TASK REQUIREMENTS -
Find the line containing "Give me the". Return it and every line after it, unchanged, up to and including the last line.

RECORD LIST -
== == ==
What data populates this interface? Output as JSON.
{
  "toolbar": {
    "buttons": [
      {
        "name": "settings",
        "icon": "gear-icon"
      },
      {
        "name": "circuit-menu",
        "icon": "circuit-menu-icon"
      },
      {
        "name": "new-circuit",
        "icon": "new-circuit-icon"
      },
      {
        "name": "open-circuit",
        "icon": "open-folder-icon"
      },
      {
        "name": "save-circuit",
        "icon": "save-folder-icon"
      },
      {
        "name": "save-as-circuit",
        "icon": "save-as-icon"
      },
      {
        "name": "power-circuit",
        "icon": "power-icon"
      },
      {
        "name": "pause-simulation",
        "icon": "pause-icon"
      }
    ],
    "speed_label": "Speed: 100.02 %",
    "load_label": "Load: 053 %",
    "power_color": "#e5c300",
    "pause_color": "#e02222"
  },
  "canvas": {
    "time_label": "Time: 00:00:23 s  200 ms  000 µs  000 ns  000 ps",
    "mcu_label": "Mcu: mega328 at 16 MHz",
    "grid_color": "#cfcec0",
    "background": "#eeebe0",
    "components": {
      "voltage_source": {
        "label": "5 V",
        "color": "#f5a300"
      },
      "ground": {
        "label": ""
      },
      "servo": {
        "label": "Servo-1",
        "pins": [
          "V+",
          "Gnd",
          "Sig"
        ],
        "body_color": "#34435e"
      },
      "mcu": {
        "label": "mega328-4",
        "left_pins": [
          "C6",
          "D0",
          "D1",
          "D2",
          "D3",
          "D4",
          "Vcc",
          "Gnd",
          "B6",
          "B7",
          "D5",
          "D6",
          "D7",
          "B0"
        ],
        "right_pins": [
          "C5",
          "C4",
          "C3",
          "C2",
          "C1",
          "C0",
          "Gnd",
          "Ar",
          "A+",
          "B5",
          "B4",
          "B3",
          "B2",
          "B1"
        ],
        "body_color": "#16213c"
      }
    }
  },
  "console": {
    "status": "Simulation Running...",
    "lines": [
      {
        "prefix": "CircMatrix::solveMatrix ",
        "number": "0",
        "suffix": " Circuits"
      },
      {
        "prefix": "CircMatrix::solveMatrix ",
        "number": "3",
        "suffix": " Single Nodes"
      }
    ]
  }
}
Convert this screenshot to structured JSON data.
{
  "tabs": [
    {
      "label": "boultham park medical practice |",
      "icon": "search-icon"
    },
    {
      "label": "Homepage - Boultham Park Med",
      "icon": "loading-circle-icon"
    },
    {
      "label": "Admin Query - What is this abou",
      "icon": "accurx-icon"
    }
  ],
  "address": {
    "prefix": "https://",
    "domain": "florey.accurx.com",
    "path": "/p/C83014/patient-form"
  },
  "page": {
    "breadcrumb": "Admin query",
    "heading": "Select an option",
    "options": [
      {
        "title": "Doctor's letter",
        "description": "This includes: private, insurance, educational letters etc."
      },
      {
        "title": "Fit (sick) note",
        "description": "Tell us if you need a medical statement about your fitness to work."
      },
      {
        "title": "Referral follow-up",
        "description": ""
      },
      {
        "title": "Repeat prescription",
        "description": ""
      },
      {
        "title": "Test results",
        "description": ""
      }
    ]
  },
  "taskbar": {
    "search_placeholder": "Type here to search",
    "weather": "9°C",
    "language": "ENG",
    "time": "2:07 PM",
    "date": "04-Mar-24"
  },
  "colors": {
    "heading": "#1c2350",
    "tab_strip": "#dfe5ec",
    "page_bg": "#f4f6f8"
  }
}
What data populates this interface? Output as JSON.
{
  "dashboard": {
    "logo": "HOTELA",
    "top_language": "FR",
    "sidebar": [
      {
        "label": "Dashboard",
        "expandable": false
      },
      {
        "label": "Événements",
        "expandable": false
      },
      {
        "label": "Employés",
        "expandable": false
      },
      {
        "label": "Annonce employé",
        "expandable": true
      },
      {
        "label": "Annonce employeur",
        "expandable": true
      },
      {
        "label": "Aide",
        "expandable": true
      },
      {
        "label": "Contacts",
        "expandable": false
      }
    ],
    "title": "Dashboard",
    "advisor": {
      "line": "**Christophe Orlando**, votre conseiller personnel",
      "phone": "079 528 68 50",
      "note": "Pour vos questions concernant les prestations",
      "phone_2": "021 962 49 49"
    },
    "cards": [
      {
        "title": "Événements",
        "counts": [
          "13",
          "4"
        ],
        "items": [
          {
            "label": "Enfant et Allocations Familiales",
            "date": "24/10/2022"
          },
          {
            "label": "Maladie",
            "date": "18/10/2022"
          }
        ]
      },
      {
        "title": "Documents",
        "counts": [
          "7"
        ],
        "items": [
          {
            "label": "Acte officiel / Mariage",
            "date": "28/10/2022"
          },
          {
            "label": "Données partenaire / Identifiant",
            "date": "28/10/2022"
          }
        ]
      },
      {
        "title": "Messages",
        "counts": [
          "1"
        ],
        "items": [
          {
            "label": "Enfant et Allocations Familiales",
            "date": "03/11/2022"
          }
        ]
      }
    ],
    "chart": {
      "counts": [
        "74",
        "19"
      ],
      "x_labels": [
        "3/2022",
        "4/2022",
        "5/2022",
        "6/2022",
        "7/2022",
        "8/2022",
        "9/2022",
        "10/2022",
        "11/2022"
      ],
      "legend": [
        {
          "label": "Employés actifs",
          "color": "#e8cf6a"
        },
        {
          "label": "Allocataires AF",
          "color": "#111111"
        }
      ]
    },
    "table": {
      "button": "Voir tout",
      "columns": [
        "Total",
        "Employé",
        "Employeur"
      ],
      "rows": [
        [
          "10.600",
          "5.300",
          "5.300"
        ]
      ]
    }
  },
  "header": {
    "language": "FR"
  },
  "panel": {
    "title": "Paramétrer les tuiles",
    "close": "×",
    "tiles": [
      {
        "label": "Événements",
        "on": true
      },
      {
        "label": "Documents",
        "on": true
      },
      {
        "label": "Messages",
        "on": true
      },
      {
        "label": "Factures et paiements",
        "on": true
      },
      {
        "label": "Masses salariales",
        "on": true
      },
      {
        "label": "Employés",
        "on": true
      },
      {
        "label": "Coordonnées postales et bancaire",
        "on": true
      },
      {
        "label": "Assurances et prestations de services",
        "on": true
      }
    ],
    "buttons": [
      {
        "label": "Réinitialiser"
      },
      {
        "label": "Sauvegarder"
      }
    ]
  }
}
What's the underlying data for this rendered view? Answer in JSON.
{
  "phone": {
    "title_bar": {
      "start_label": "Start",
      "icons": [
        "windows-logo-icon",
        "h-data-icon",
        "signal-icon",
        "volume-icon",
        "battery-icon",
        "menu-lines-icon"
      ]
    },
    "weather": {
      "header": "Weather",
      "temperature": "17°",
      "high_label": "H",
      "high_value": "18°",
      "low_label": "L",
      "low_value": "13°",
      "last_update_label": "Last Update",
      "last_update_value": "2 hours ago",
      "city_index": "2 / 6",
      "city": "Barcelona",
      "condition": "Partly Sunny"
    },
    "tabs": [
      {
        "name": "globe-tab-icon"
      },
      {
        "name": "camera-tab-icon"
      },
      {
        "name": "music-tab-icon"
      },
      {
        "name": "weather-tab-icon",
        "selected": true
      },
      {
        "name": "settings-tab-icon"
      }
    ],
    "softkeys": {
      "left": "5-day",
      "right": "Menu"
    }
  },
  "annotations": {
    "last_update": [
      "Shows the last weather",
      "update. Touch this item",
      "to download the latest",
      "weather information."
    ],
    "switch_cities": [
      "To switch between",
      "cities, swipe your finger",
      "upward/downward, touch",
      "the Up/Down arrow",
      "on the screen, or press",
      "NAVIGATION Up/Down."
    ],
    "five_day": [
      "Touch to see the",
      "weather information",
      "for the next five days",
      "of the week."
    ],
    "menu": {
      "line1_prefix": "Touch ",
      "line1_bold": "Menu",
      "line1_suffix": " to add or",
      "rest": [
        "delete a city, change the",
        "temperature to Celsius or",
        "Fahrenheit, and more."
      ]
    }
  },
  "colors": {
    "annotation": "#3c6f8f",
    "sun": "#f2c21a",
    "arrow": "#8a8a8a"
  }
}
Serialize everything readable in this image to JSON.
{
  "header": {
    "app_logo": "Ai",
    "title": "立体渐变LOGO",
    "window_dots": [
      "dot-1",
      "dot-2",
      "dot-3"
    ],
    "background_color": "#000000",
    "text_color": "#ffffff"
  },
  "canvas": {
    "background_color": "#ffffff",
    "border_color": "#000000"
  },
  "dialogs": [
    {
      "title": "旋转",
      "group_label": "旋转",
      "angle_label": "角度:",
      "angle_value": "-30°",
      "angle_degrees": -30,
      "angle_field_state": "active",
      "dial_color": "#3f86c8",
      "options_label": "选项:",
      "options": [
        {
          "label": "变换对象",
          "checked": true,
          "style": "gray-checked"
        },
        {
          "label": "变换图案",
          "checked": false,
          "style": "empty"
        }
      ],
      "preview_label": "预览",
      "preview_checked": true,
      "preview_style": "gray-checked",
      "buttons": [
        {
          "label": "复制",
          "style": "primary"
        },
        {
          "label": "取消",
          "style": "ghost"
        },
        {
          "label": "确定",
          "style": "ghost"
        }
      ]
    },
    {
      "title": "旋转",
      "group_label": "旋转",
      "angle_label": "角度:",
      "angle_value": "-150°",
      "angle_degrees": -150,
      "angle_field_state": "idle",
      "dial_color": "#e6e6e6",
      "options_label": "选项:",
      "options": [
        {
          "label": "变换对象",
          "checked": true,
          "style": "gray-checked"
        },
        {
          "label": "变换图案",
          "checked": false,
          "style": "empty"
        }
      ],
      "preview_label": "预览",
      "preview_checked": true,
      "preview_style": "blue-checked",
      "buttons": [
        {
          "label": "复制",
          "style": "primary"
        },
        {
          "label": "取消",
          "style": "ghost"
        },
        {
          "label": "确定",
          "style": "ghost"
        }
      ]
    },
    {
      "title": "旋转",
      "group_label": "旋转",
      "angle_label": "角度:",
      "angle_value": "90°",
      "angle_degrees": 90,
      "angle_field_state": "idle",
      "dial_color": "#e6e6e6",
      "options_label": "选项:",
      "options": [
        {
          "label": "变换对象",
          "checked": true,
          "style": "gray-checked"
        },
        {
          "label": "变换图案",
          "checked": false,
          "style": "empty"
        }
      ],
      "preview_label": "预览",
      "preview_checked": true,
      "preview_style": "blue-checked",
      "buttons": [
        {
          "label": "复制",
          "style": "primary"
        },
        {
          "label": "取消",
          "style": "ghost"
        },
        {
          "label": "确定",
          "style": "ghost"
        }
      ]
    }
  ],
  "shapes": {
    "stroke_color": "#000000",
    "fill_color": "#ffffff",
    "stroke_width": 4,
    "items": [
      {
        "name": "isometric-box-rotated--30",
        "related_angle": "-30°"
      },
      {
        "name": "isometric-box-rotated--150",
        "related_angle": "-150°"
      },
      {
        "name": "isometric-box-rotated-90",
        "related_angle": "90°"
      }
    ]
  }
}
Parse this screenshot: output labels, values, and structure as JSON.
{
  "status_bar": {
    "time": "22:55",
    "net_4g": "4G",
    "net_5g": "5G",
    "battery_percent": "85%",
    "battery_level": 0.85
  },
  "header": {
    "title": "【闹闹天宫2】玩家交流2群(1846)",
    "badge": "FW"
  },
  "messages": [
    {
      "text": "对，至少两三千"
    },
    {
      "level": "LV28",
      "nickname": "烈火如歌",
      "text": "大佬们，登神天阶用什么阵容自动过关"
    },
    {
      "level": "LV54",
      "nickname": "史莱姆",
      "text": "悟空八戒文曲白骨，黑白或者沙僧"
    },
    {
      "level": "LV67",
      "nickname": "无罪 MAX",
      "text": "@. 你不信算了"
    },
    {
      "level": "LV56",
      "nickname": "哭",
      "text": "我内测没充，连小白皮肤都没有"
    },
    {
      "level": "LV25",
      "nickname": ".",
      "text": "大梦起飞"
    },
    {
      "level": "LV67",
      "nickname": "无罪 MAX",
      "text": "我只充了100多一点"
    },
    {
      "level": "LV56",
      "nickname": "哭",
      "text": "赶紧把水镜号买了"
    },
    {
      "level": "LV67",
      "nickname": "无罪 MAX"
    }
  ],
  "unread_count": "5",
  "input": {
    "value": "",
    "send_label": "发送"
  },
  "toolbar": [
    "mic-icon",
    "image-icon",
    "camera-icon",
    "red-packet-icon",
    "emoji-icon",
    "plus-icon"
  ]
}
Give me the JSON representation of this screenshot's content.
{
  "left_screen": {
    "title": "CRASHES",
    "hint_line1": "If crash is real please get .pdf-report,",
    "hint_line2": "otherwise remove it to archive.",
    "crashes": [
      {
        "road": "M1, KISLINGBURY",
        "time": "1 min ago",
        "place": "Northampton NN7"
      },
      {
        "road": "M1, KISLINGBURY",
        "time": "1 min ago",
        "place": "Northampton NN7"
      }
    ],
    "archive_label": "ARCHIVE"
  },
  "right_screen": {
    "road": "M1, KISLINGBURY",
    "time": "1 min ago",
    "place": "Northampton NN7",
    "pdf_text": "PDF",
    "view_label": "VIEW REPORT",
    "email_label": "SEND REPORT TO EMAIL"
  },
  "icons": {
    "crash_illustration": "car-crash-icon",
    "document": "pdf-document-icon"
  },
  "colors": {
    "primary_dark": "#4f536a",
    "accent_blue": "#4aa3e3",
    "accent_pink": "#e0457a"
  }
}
== == ==
RESPONSE TO THE EXERCISE -
Give me the JSON representation of this screenshot's content.
{
  "left_screen": {
    "title": "CRASHES",
    "hint_line1": "If crash is real please get .pdf-report,",
    "hint_line2": "otherwise remove it to archive.",
    "crashes": [
      {
        "road": "M1, KISLINGBURY",
        "time": "1 min ago",
        "place": "Northampton NN7"
      },
      {
        "road": "M1, KISLINGBURY",
        "time": "1 min ago",
        "place": "Northampton NN7"
      }
    ],
    "archive_label": "ARCHIVE"
  },
  "right_screen": {
    "road": "M1, KISLINGBURY",
    "time": "1 min ago",
    "place": "Northampton NN7",
    "pdf_text": "PDF",
    "view_label": "VIEW REPORT",
    "email_label": "SEND REPORT TO EMAIL"
  },
  "icons": {
    "crash_illustration": "car-crash-icon",
    "document": "pdf-document-icon"
  },
  "colors": {
    "primary_dark": "#4f536a",
    "accent_blue": "#4aa3e3",
    "accent_pink": "#e0457a"
  }
}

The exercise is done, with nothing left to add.